- _THE TASK_:
Wherever the string "ALBANO" appears in a line, extract that line.

** begin MATERIAL SHOWN **

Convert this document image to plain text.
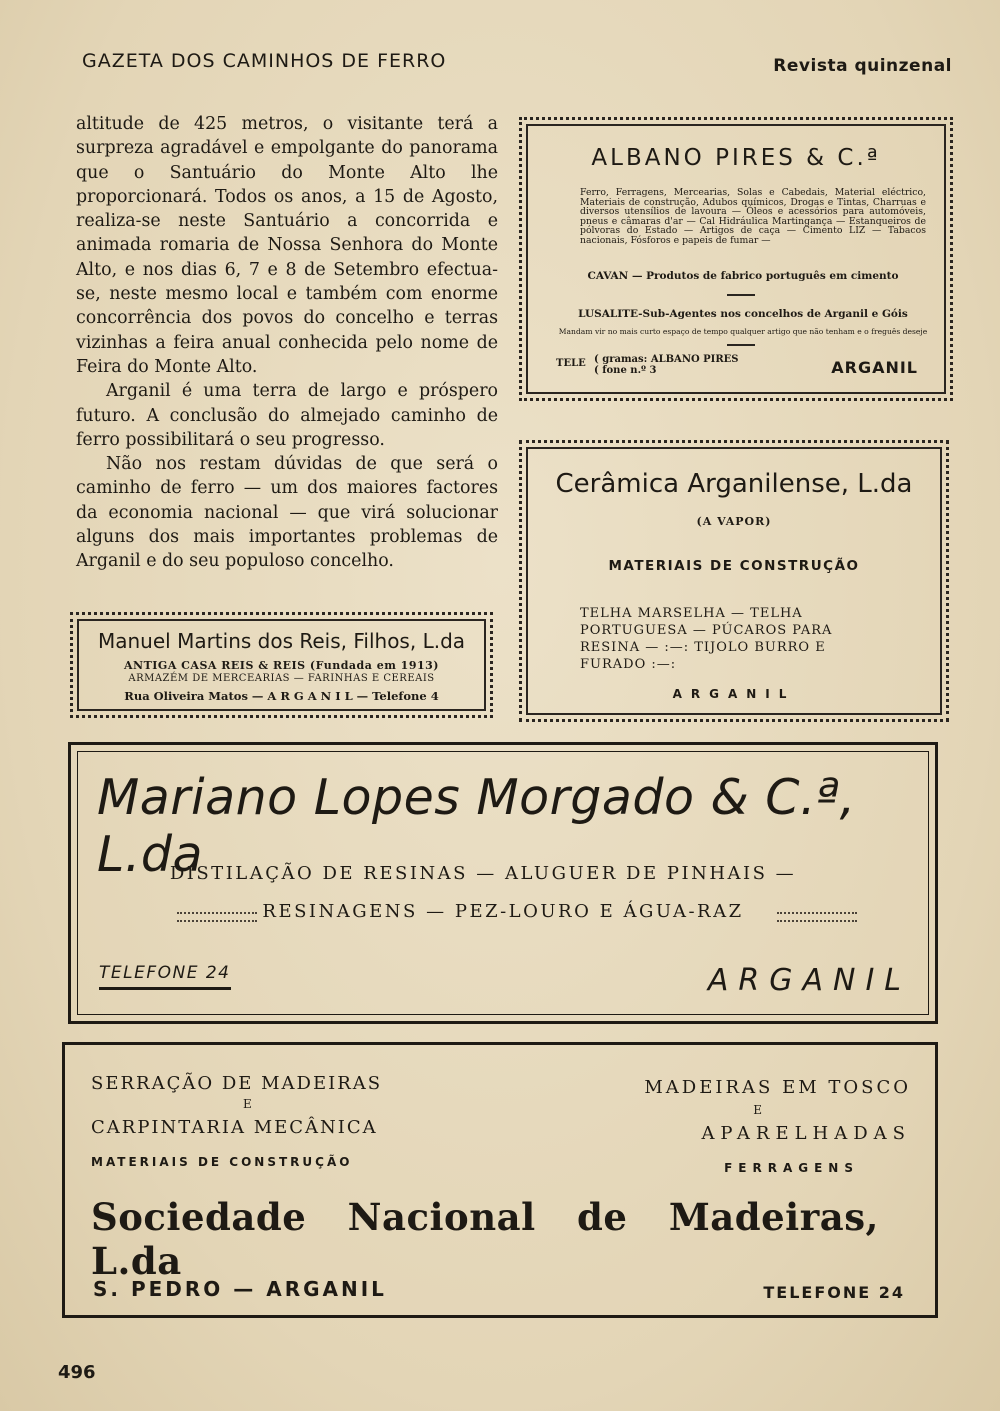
GAZETA DOS CAMINHOS DE FERRO	Revista quinzenal

altitude de 425 metros, o visitante terá a surpreza agradável e empolgante do panorama que o Santuário do Monte Alto lhe proporcionará. Todos os anos, a 15 de Agosto, realiza-se neste Santuário a concorrida e animada romaria de Nossa Senhora do Monte Alto, e nos dias 6, 7 e 8 de Setembro efectua-se, neste mesmo local e também com enorme concorrência dos povos do concelho e terras vizinhas a feira anual conhecida pelo nome de Feira do Monte Alto.

Arganil é uma terra de largo e próspero futuro. A conclusão do almejado caminho de ferro possibilitará o seu progresso.

Não nos restam dúvidas de que será o caminho de ferro — um dos maiores factores da economia nacional — que virá solucionar alguns dos mais importantes problemas de Arganil e do seu populoso concelho.

Manuel Martins dos Reis, Filhos, L.da
ANTIGA CASA REIS & REIS (Fundada em 1913)
ARMAZÉM DE MERCEARIAS — FARINHAS E CEREAIS
Rua Oliveira Matos — A R G A N I L — Telefone 4
ALBANO PIRES & C.ª
Ferro, Ferragens, Mercearias, Solas e Cabedais, Material eléctrico, Materiais de construção, Adubos químicos, Drogas e Tintas, Charruas e diversos utensílios de lavoura — Óleos e acessórios para automóveis, pneus e câmaras d'ar — Cal Hidráulica Martingança — Estanqueiros de pólvoras do Estado — Artigos de caça — Cimento LIZ — Tabacos nacionais, Fósforos e papeis de fumar —
CAVAN — Produtos de fabrico português em cimento
LUSALITE-Sub-Agentes nos concelhos de Arganil e Góis
Mandam vir no mais curto espaço de tempo qualquer artigo que não tenham e o freguês deseje
TELE ( gramas: ALBANO PIRES
( fone n.º 3	ARGANIL
Cerâmica Arganilense, L.da
(A VAPOR)
MATERIAIS DE CONSTRUÇÃO
TELHA MARSELHA — TELHA PORTUGUESA — PÚCAROS PARA RESINA — :—: TIJOLO BURRO E FURADO :—:
ARGANIL
Mariano Lopes Morgado & C.ª, L.da
DISTILAÇÃO DE RESINAS — ALUGUER DE PINHAIS —
RESINAGENS — PEZ-LOURO E ÁGUA-RAZ
TELEFONE 24	ARGANIL
SERRAÇÃO DE MADEIRAS
E
CARPINTARIA MECÂNICA
MATERIAIS DE CONSTRUÇÃO
MADEIRAS EM TOSCO
E
APARELHADAS
FERRAGENS
Sociedade Nacional de Madeiras, L.da
S. PEDRO — ARGANIL	TELEFONE 24
496
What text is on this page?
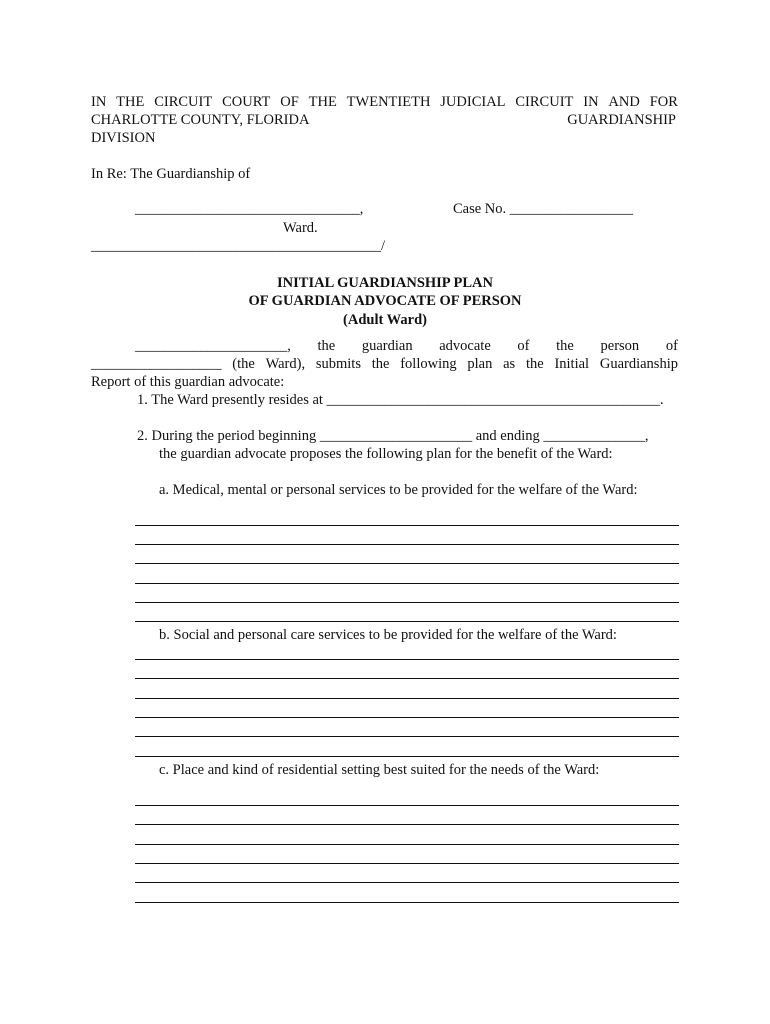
IN THE CIRCUIT COURT OF THE TWENTIETH JUDICIAL CIRCUIT IN AND FOR
CHARLOTTE COUNTY, FLORIDA	GUARDIANSHIP
DIVISION
In Re: The Guardianship of
_______________________________,	Case No. _________________
Ward.
________________________________________/
INITIAL GUARDIANSHIP PLAN
OF GUARDIAN ADVOCATE OF PERSON
(Adult Ward)
_____________________, the guardian advocate of the person of
__________________ (the Ward), submits the following plan as the Initial Guardianship
Report of this guardian advocate:
1. The Ward presently resides at ______________________________________________.
2. During the period beginning _____________________ and ending ______________,
the guardian advocate proposes the following plan for the benefit of the Ward:
a. Medical, mental or personal services to be provided for the welfare of the Ward:
b. Social and personal care services to be provided for the welfare of the Ward:
c. Place and kind of residential setting best suited for the needs of the Ward:
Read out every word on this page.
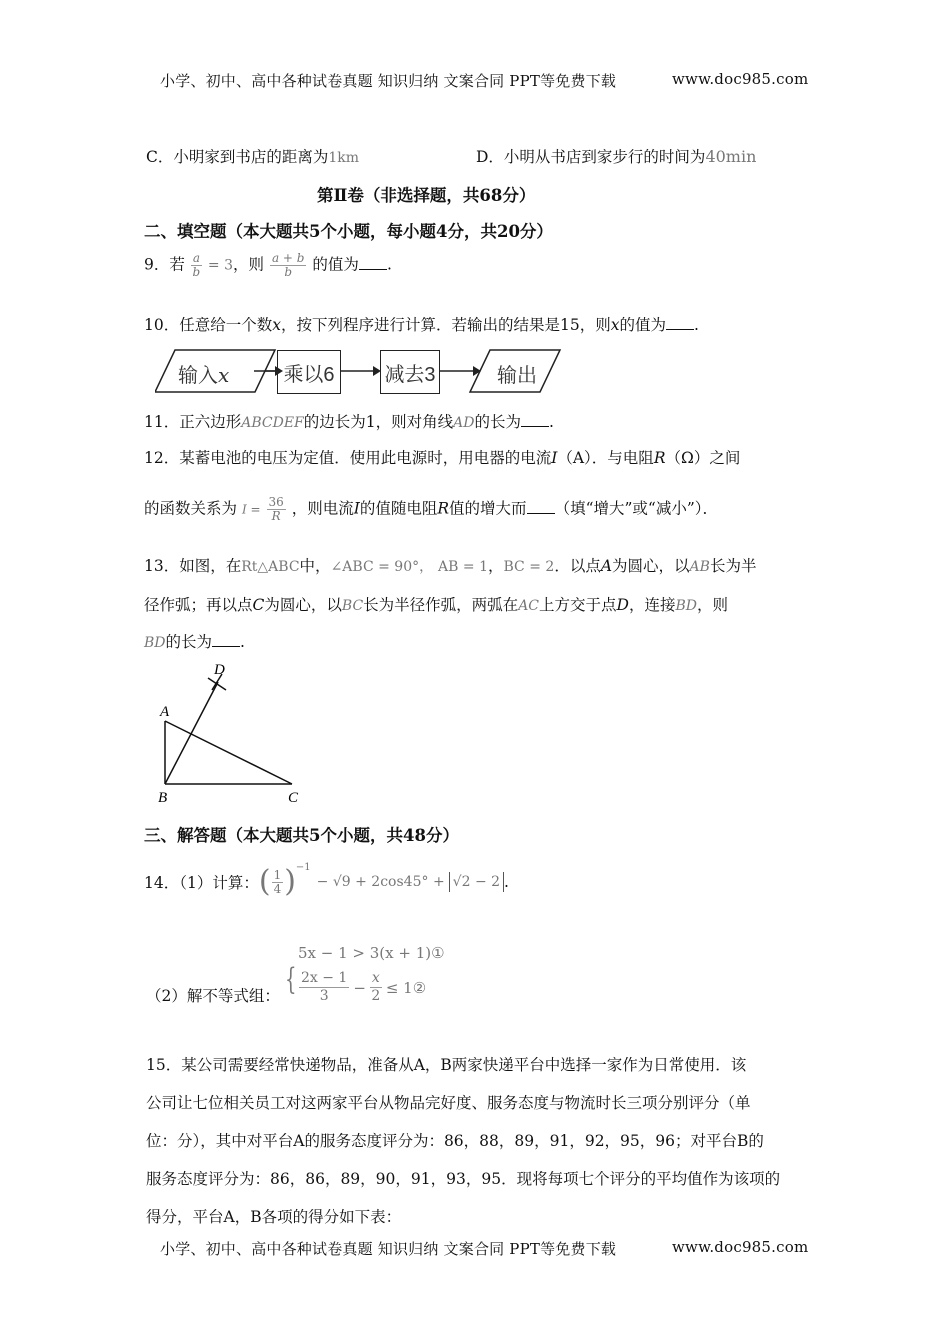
小学、初中、高中各种试卷真题 知识归纳 文案合同 PPT等免费下载	www.doc985.com
C．小明家到书店的距离为1km	D．小明从书店到家步行的时间为40min
第Ⅱ卷（非选择题，共68分）
二、填空题（本大题共5个小题，每小题4分，共20分）
9．若 $\frac{a}{b} = 3$，则 $\frac{a + b}{b}$ 的值为 .
10．任意给一个数x，按下列程序进行计算．若输出的结果是15，则x的值为 .
输入x	乘以6	减去3	输出
11．正六边形ABCDEF的边长为1，则对角线AD的长为 .
12．某蓄电池的电压为定值．使用此电源时，用电器的电流I（A）．与电阻R（Ω）之间
的函数关系为 $I = \frac{36}{R}$ ，则电流I的值随电阻R值的增大而 （填“增大”或“减小”）．
13．如图，在Rt△ABC中，∠ABC = 90°， AB = 1，BC = 2．以点A为圆心，以AB长为半
径作弧；再以点C为圆心，以BC长为半径作弧，两弧在AC上方交于点D，连接BD，则
BD的长为 .
A
B	C
D
三、解答题（本大题共5个小题，共48分）
14．（1）计算： ( $\frac{1}{4}$ ) −1
− √9 + 2cos45° + √2 − 2 .
（2）解不等式组： {
5x − 1 > 3(x + 1)①
$\frac{2x - 1}{3} - \frac{x}{2}$ ≤ 1②
15．某公司需要经常快递物品，准备从A，B两家快递平台中选择一家作为日常使用．该
公司让七位相关员工对这两家平台从物品完好度、服务态度与物流时长三项分别评分（单
位：分），其中对平台A的服务态度评分为：86，88，89，91，92，95，96；对平台B的
服务态度评分为：86，86，89，90，91，93，95．现将每项七个评分的平均值作为该项的
得分，平台A，B各项的得分如下表：
小学、初中、高中各种试卷真题 知识归纳 文案合同 PPT等免费下载	www.doc985.com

** end MATERIAL SHOWN **

- _ANSWER TO THE TASK_:
ALBANO PIRES & C.ª
TELE ( gramas: ALBANO PIRES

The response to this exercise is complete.